**** Records shown ****

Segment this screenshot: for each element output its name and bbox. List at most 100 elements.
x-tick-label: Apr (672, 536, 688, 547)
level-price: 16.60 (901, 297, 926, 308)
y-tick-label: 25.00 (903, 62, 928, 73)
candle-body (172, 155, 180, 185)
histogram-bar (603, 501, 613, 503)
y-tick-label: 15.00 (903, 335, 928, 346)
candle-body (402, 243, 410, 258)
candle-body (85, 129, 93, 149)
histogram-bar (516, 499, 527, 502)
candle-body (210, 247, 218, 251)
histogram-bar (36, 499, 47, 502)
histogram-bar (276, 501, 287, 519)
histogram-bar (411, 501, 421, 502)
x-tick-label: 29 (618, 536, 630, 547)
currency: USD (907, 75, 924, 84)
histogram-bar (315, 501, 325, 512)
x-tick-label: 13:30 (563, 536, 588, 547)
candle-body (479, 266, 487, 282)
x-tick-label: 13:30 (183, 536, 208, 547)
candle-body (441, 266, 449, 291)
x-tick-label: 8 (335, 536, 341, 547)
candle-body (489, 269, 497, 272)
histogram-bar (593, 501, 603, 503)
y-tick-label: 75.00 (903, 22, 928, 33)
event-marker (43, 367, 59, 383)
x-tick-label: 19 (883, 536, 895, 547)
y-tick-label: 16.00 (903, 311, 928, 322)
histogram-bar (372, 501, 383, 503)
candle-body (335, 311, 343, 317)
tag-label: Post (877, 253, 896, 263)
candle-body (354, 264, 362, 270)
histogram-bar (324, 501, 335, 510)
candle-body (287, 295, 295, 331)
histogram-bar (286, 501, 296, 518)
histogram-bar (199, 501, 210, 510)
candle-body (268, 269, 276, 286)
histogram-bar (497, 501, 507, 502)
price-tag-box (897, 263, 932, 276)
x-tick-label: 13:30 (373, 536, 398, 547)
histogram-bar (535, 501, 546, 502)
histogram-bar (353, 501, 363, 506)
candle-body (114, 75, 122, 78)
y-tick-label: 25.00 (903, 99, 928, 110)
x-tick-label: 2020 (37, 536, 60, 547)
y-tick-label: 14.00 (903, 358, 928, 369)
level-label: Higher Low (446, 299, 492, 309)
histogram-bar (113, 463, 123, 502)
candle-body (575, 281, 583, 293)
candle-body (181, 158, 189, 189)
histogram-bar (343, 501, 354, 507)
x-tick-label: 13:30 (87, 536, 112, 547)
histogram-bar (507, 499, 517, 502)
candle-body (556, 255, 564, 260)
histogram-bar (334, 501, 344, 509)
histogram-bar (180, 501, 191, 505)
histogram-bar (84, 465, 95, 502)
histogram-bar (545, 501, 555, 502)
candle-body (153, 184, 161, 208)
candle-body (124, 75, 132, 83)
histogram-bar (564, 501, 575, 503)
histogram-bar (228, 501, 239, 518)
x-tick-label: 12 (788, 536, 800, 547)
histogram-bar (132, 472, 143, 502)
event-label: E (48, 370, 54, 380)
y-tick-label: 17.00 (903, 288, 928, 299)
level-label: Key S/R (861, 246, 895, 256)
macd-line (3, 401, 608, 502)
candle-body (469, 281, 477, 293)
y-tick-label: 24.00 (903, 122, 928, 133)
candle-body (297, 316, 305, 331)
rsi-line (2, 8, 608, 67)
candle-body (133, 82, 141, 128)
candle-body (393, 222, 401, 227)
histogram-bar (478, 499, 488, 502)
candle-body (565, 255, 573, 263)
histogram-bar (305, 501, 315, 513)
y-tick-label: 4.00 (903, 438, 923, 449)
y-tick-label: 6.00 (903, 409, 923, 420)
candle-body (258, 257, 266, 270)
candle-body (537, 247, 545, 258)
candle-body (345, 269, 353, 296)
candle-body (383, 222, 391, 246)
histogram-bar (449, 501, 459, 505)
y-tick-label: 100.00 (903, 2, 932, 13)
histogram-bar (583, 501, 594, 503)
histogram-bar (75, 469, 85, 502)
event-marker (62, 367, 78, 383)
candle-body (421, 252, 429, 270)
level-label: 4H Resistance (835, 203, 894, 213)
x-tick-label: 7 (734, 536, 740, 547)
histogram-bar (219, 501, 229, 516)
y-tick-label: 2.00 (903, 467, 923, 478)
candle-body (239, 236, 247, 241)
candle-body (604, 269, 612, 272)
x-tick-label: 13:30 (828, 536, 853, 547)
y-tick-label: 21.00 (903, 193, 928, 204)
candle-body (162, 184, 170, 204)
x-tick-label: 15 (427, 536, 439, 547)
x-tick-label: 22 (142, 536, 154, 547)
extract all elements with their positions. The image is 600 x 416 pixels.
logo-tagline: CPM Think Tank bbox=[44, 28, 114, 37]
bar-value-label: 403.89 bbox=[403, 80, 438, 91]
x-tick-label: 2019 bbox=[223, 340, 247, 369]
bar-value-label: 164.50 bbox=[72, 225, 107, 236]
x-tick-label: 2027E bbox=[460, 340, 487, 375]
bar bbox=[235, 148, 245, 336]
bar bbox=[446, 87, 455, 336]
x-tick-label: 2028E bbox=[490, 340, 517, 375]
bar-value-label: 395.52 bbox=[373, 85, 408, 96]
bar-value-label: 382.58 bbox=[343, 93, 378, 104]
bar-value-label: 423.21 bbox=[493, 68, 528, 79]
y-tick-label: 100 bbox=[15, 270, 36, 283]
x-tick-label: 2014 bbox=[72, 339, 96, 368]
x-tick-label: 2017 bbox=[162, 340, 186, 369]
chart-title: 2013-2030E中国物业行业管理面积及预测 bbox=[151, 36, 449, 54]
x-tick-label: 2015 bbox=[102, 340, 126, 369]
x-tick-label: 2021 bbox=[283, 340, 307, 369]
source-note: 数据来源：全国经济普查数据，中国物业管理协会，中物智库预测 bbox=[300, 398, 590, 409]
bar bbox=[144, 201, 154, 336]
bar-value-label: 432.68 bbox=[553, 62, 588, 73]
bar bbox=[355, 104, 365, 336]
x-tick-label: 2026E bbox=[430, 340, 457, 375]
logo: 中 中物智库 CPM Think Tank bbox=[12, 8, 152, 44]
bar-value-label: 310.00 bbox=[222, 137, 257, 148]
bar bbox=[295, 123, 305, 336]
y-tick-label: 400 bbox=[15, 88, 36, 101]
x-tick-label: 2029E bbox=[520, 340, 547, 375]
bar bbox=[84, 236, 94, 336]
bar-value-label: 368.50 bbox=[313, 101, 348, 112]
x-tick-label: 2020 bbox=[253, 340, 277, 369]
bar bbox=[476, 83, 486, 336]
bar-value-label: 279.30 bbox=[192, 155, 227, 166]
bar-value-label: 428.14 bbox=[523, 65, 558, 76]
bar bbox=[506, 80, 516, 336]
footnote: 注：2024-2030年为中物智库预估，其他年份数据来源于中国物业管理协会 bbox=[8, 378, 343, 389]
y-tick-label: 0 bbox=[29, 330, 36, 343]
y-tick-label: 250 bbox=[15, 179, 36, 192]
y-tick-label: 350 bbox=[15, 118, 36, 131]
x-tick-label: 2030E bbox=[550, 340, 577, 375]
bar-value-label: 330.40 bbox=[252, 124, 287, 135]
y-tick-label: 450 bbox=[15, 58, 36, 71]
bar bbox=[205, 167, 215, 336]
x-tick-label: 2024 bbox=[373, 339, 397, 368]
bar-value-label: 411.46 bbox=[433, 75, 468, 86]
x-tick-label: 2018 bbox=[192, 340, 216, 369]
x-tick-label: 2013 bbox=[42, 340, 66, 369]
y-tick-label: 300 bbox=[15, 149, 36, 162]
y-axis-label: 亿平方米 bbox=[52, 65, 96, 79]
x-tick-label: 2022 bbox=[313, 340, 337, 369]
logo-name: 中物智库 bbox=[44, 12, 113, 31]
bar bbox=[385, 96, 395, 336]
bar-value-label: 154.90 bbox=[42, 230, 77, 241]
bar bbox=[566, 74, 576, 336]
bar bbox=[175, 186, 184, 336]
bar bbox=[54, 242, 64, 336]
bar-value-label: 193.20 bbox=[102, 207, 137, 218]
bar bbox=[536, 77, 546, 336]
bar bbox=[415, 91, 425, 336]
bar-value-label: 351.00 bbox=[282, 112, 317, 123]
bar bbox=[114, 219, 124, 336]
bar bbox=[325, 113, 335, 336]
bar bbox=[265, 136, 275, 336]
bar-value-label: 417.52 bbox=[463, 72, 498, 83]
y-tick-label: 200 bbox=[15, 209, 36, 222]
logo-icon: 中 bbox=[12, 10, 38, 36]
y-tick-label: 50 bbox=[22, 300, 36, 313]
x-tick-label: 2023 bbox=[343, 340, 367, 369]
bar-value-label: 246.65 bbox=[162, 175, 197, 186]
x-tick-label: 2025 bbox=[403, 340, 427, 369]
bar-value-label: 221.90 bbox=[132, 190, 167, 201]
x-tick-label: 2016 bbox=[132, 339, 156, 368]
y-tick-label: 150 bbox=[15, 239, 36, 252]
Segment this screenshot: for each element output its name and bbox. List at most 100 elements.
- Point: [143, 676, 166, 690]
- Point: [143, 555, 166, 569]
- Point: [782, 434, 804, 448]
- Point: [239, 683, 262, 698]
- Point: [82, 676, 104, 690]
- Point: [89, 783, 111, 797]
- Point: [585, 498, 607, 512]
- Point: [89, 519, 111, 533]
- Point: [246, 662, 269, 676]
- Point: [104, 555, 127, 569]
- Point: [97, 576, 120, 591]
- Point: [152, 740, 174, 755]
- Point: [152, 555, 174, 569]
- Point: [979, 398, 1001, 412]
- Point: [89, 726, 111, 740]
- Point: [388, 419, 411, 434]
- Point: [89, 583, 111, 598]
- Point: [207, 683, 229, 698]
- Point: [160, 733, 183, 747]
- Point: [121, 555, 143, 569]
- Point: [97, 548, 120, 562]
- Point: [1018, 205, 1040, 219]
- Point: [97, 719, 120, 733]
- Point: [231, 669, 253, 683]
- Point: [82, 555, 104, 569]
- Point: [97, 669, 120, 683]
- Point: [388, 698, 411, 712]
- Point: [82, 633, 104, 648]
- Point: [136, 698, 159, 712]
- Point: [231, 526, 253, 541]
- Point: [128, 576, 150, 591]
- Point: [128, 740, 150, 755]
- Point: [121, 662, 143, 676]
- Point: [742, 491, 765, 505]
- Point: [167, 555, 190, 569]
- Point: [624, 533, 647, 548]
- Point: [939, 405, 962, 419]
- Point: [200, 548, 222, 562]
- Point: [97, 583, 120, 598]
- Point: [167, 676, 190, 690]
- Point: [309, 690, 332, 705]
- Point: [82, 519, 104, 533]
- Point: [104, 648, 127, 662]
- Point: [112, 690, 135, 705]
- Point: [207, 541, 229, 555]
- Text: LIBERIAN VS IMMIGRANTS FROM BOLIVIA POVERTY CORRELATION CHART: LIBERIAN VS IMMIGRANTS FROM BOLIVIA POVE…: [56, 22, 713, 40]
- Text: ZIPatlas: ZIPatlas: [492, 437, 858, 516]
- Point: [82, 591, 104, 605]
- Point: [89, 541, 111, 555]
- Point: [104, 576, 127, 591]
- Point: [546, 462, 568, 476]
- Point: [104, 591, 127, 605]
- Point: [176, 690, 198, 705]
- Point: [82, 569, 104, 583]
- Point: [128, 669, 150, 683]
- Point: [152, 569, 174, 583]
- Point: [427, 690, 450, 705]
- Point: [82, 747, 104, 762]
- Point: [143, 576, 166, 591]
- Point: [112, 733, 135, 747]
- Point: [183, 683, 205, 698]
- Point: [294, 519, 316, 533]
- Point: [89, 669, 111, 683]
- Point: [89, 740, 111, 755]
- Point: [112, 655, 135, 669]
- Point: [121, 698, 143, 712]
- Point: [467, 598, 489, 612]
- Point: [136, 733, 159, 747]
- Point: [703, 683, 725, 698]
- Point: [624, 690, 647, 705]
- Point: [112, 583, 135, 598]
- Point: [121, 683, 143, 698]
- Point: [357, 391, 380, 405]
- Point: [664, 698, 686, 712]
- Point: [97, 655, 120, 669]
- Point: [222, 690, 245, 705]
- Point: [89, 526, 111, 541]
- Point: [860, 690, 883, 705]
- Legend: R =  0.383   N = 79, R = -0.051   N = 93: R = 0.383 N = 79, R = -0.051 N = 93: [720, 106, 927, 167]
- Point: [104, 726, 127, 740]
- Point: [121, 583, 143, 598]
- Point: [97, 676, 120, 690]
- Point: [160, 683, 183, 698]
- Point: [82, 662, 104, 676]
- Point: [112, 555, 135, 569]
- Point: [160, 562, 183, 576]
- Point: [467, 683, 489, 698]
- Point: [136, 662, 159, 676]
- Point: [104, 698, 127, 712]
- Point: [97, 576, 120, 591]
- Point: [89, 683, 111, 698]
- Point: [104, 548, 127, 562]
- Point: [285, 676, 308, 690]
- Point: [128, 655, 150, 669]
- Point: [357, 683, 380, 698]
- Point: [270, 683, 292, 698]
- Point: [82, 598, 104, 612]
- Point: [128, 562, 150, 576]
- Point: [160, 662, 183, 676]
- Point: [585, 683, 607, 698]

****

* **Exercise brief**: Copy the material from its first line through the line containing "histogram-bar (593, 501, 603, 503)", renaming "candle-body" to "candlestick-body" and leaving everything else unchanged.

* **Answer to the problem**:
Segment this screenshot: for each element output its name and bbox. List at most 100 elements.
x-tick-label: Apr (672, 536, 688, 547)
level-price: 16.60 (901, 297, 926, 308)
y-tick-label: 25.00 (903, 62, 928, 73)
candlestick-body (172, 155, 180, 185)
histogram-bar (603, 501, 613, 503)
y-tick-label: 15.00 (903, 335, 928, 346)
candlestick-body (402, 243, 410, 258)
candlestick-body (85, 129, 93, 149)
histogram-bar (516, 499, 527, 502)
candlestick-body (210, 247, 218, 251)
histogram-bar (36, 499, 47, 502)
histogram-bar (276, 501, 287, 519)
histogram-bar (411, 501, 421, 502)
x-tick-label: 29 (618, 536, 630, 547)
currency: USD (907, 75, 924, 84)
histogram-bar (315, 501, 325, 512)
x-tick-label: 13:30 (563, 536, 588, 547)
candlestick-body (479, 266, 487, 282)
x-tick-label: 13:30 (183, 536, 208, 547)
candlestick-body (441, 266, 449, 291)
x-tick-label: 8 (335, 536, 341, 547)
candlestick-body (489, 269, 497, 272)
histogram-bar (593, 501, 603, 503)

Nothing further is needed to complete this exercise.